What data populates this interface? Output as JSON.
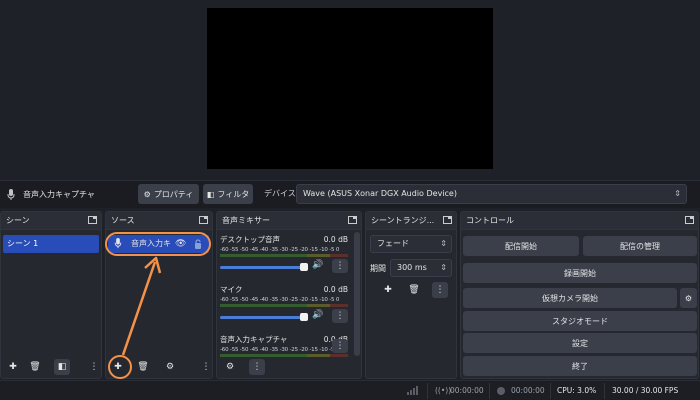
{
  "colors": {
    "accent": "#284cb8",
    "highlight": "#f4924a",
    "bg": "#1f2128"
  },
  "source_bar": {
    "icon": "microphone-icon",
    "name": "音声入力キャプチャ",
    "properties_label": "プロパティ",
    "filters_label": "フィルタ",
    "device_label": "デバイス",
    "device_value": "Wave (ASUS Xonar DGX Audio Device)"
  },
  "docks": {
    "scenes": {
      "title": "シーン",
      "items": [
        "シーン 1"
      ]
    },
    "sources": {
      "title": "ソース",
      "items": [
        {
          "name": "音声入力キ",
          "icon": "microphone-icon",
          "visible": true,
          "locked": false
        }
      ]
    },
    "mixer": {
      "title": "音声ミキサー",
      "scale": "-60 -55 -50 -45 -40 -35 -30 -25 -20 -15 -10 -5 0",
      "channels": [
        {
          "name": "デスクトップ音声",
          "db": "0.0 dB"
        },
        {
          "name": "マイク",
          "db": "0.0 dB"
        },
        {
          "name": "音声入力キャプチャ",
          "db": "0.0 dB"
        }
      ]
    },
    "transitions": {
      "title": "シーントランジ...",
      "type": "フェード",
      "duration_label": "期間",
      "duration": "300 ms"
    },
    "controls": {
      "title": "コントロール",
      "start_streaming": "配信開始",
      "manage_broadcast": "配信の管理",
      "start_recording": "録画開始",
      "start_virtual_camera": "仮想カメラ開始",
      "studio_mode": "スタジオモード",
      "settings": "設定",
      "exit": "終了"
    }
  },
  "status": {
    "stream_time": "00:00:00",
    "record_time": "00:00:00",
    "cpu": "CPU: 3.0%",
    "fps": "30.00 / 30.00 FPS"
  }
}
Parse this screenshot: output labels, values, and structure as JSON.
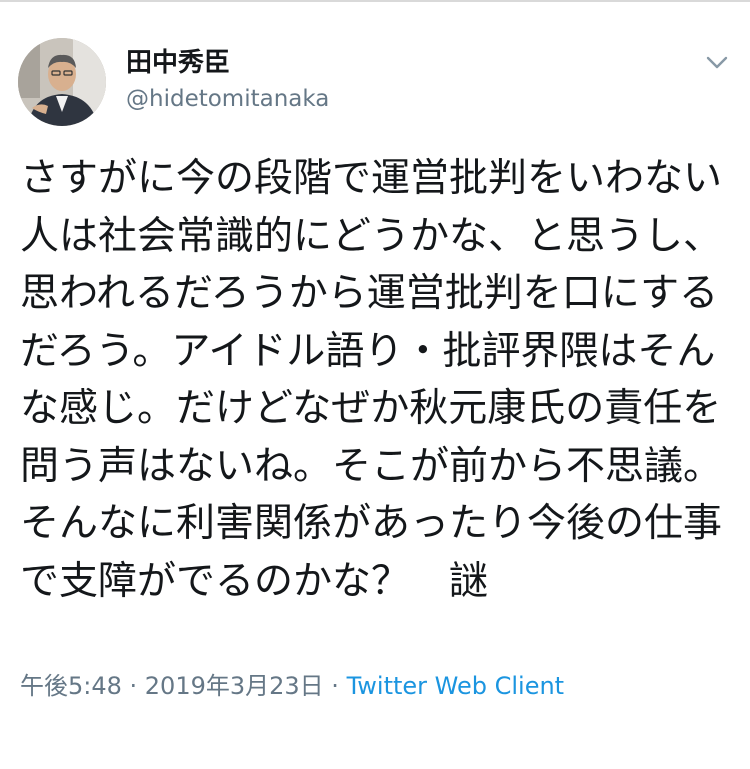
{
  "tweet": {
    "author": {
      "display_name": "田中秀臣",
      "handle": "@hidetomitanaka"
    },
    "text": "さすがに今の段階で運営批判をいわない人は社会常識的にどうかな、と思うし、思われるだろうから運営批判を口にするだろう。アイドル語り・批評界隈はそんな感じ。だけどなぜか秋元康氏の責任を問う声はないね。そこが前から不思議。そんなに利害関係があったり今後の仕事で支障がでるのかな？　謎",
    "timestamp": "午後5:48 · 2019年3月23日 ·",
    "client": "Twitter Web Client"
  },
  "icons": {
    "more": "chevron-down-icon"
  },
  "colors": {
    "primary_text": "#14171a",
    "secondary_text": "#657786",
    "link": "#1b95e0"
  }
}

- - - - -

▶ [GOAL]
Without the pictures, repeat all the records word for word.

▶ [SOLUTION]
What data populates this interface? Output as JSON.
{
  "colors": {
    "accent": "#284cb8",
    "highlight": "#f4924a",
    "bg": "#1f2128"
  },
  "source_bar": {
    "icon": "microphone-icon",
    "name": "音声入力キャプチャ",
    "properties_label": "プロパティ",
    "filters_label": "フィルタ",
    "device_label": "デバイス",
    "device_value": "Wave (ASUS Xonar DGX Audio Device)"
  },
  "docks": {
    "scenes": {
      "title": "シーン",
      "items": [
        "シーン 1"
      ]
    },
    "sources": {
      "title": "ソース",
      "items": [
        {
          "name": "音声入力キ",
          "icon": "microphone-icon",
          "visible": true,
          "locked": false
        }
      ]
    },
    "mixer": {
      "title": "音声ミキサー",
      "scale": "-60 -55 -50 -45 -40 -35 -30 -25 -20 -15 -10 -5 0",
      "channels": [
        {
          "name": "デスクトップ音声",
          "db": "0.0 dB"
        },
        {
          "name": "マイク",
          "db": "0.0 dB"
        },
        {
          "name": "音声入力キャプチャ",
          "db": "0.0 dB"
        }
      ]
    },
    "transitions": {
      "title": "シーントランジ...",
      "type": "フェード",
      "duration_label": "期間",
      "duration": "300 ms"
    },
    "controls": {
      "title": "コントロール",
      "start_streaming": "配信開始",
      "manage_broadcast": "配信の管理",
      "start_recording": "録画開始",
      "start_virtual_camera": "仮想カメラ開始",
      "studio_mode": "スタジオモード",
      "settings": "設定",
      "exit": "終了"
    }
  },
  "status": {
    "stream_time": "00:00:00",
    "record_time": "00:00:00",
    "cpu": "CPU: 3.0%",
    "fps": "30.00 / 30.00 FPS"
  }
}
Parse this screenshot: output labels, values, and structure as JSON.
{
  "tweet": {
    "author": {
      "display_name": "田中秀臣",
      "handle": "@hidetomitanaka"
    },
    "text": "さすがに今の段階で運営批判をいわない人は社会常識的にどうかな、と思うし、思われるだろうから運営批判を口にするだろう。アイドル語り・批評界隈はそんな感じ。だけどなぜか秋元康氏の責任を問う声はないね。そこが前から不思議。そんなに利害関係があったり今後の仕事で支障がでるのかな？　謎",
    "timestamp": "午後5:48 · 2019年3月23日 ·",
    "client": "Twitter Web Client"
  },
  "icons": {
    "more": "chevron-down-icon"
  },
  "colors": {
    "primary_text": "#14171a",
    "secondary_text": "#657786",
    "link": "#1b95e0"
  }
}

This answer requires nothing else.